Short exercise
From the listing below, extract each entry exactly as written, minus the images.

Working data
— begin —
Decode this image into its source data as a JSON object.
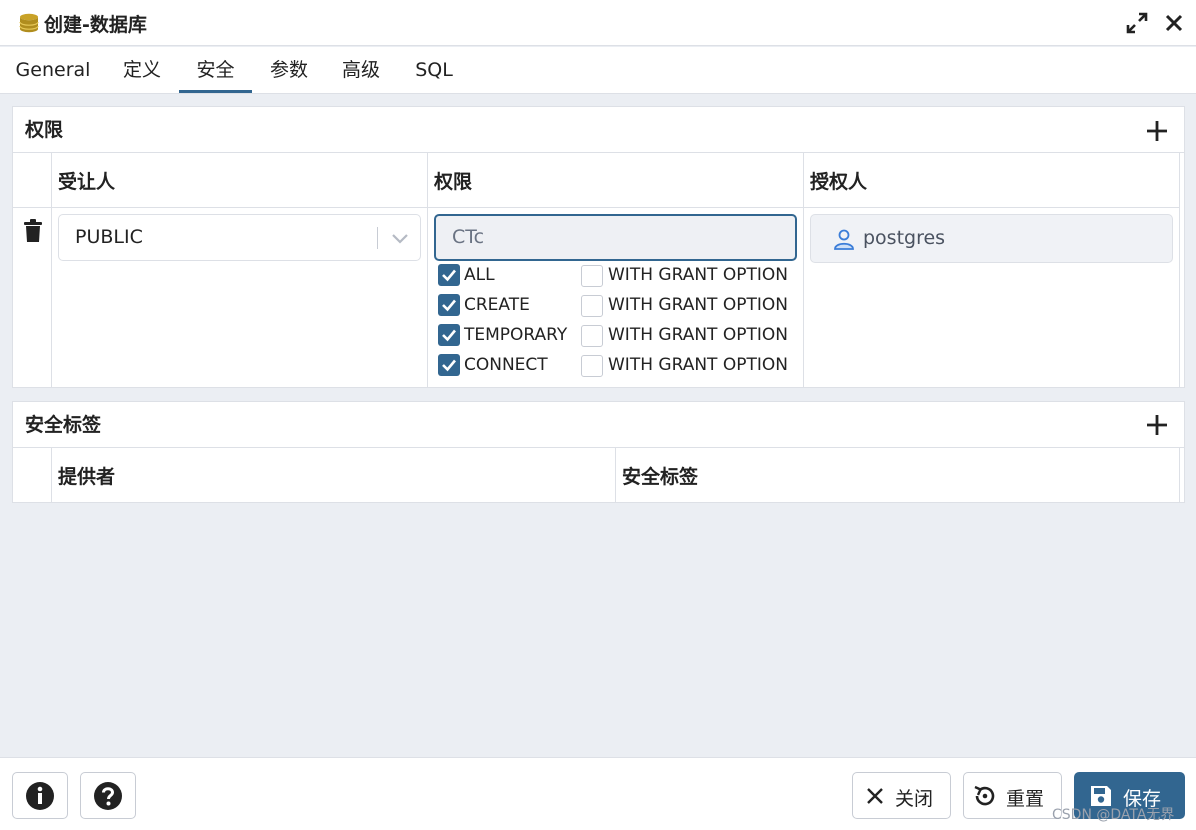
{
  "window": {
    "title": "创建-数据库",
    "title_icon": "database-icon"
  },
  "tabs": [
    {
      "label": "General"
    },
    {
      "label": "定义"
    },
    {
      "label": "安全"
    },
    {
      "label": "参数"
    },
    {
      "label": "高级"
    },
    {
      "label": "SQL"
    }
  ],
  "active_tab": "安全",
  "privileges": {
    "title": "权限",
    "columns": [
      "受让人",
      "权限",
      "授权人"
    ],
    "row": {
      "grantee": "PUBLIC",
      "privilege_summary": "CTc",
      "grantor": "postgres",
      "options": [
        {
          "label": "ALL",
          "checked": true,
          "grant_label": "WITH GRANT OPTION",
          "grant_checked": false
        },
        {
          "label": "CREATE",
          "checked": true,
          "grant_label": "WITH GRANT OPTION",
          "grant_checked": false
        },
        {
          "label": "TEMPORARY",
          "checked": true,
          "grant_label": "WITH GRANT OPTION",
          "grant_checked": false
        },
        {
          "label": "CONNECT",
          "checked": true,
          "grant_label": "WITH GRANT OPTION",
          "grant_checked": false
        }
      ]
    }
  },
  "security_labels": {
    "title": "安全标签",
    "columns": [
      "提供者",
      "安全标签"
    ]
  },
  "footer": {
    "close_label": "关闭",
    "reset_label": "重置",
    "save_label": "保存"
  },
  "watermark": "CSDN @DATA无界",
  "colors": {
    "accent": "#326690",
    "db_icon": "#c9a227"
  }
}
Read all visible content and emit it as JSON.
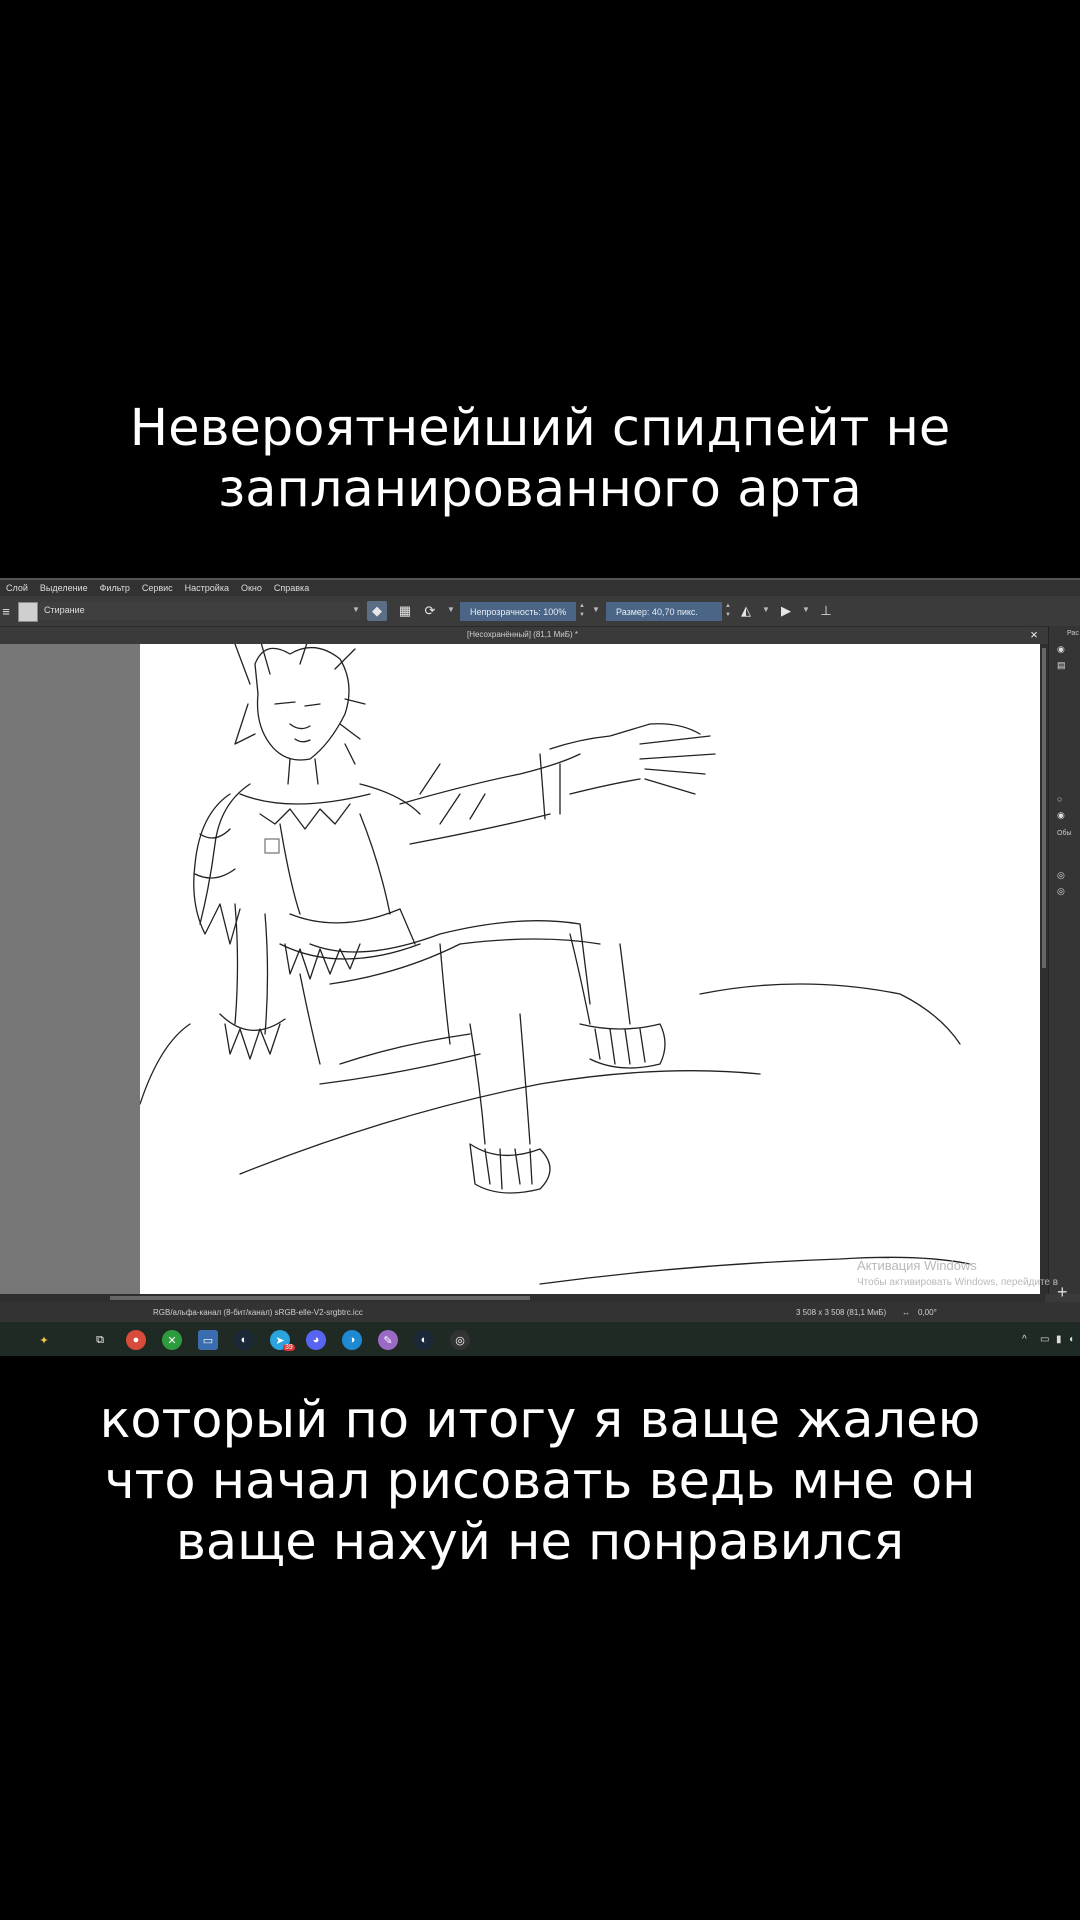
{
  "captions": {
    "top": [
      "Невероятнейший спидпейт не",
      "запланированного арта"
    ],
    "bottom": [
      "который по итогу я ваще жалею",
      "что начал рисовать ведь мне он",
      "ваще нахуй не понравился"
    ]
  },
  "app": {
    "menu": [
      "Слой",
      "Выделение",
      "Фильтр",
      "Сервис",
      "Настройка",
      "Окно",
      "Справка"
    ],
    "toolbar": {
      "brush_preset": "Стирание",
      "opacity": "Непрозрачность: 100%",
      "size": "Размер: 40,70 пикс."
    },
    "document_tab": "[Несохранённый]  (81,1 МиБ) *",
    "status": {
      "color_profile": "RGB/альфа-канал (8-бит/канал)  sRGB-elle-V2-srgbtrc.icc",
      "dimensions": "3 508 x 3 508 (81,1 МиБ)",
      "rotation": "0,00°"
    },
    "watermark": {
      "title": "Активация Windows",
      "subtitle": "Чтобы активировать Windows, перейдите в"
    },
    "dock": {
      "tab": "Рас",
      "layer_mode": "Обы"
    }
  },
  "taskbar": {
    "icons": [
      "copilot-icon",
      "taskview-icon",
      "chrome-icon",
      "xbox-icon",
      "explorer-icon",
      "steam-icon",
      "telegram-icon",
      "discord-icon",
      "edge-icon",
      "krita-icon",
      "steam-icon",
      "obs-icon"
    ],
    "badge": "39"
  },
  "colors": {
    "background": "#000000",
    "canvas": "#ffffff",
    "ui_panel": "#3a3a3a",
    "accent": "#4a6585"
  }
}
— end —
Complete answer
Decode this image into its source data as a JSON object.
{
  "window": {
    "title": "创建-数据库",
    "title_icon": "database-icon"
  },
  "tabs": [
    {
      "label": "General"
    },
    {
      "label": "定义"
    },
    {
      "label": "安全"
    },
    {
      "label": "参数"
    },
    {
      "label": "高级"
    },
    {
      "label": "SQL"
    }
  ],
  "active_tab": "安全",
  "privileges": {
    "title": "权限",
    "columns": [
      "受让人",
      "权限",
      "授权人"
    ],
    "row": {
      "grantee": "PUBLIC",
      "privilege_summary": "CTc",
      "grantor": "postgres",
      "options": [
        {
          "label": "ALL",
          "checked": true,
          "grant_label": "WITH GRANT OPTION",
          "grant_checked": false
        },
        {
          "label": "CREATE",
          "checked": true,
          "grant_label": "WITH GRANT OPTION",
          "grant_checked": false
        },
        {
          "label": "TEMPORARY",
          "checked": true,
          "grant_label": "WITH GRANT OPTION",
          "grant_checked": false
        },
        {
          "label": "CONNECT",
          "checked": true,
          "grant_label": "WITH GRANT OPTION",
          "grant_checked": false
        }
      ]
    }
  },
  "security_labels": {
    "title": "安全标签",
    "columns": [
      "提供者",
      "安全标签"
    ]
  },
  "footer": {
    "close_label": "关闭",
    "reset_label": "重置",
    "save_label": "保存"
  },
  "watermark": "CSDN @DATA无界",
  "colors": {
    "accent": "#326690",
    "db_icon": "#c9a227"
  }
}
Read all visible content and emit it as JSON.
{
  "captions": {
    "top": [
      "Невероятнейший спидпейт не",
      "запланированного арта"
    ],
    "bottom": [
      "который по итогу я ваще жалею",
      "что начал рисовать ведь мне он",
      "ваще нахуй не понравился"
    ]
  },
  "app": {
    "menu": [
      "Слой",
      "Выделение",
      "Фильтр",
      "Сервис",
      "Настройка",
      "Окно",
      "Справка"
    ],
    "toolbar": {
      "brush_preset": "Стирание",
      "opacity": "Непрозрачность: 100%",
      "size": "Размер: 40,70 пикс."
    },
    "document_tab": "[Несохранённый]  (81,1 МиБ) *",
    "status": {
      "color_profile": "RGB/альфа-канал (8-бит/канал)  sRGB-elle-V2-srgbtrc.icc",
      "dimensions": "3 508 x 3 508 (81,1 МиБ)",
      "rotation": "0,00°"
    },
    "watermark": {
      "title": "Активация Windows",
      "subtitle": "Чтобы активировать Windows, перейдите в"
    },
    "dock": {
      "tab": "Рас",
      "layer_mode": "Обы"
    }
  },
  "taskbar": {
    "icons": [
      "copilot-icon",
      "taskview-icon",
      "chrome-icon",
      "xbox-icon",
      "explorer-icon",
      "steam-icon",
      "telegram-icon",
      "discord-icon",
      "edge-icon",
      "krita-icon",
      "steam-icon",
      "obs-icon"
    ],
    "badge": "39"
  },
  "colors": {
    "background": "#000000",
    "canvas": "#ffffff",
    "ui_panel": "#3a3a3a",
    "accent": "#4a6585"
  }
}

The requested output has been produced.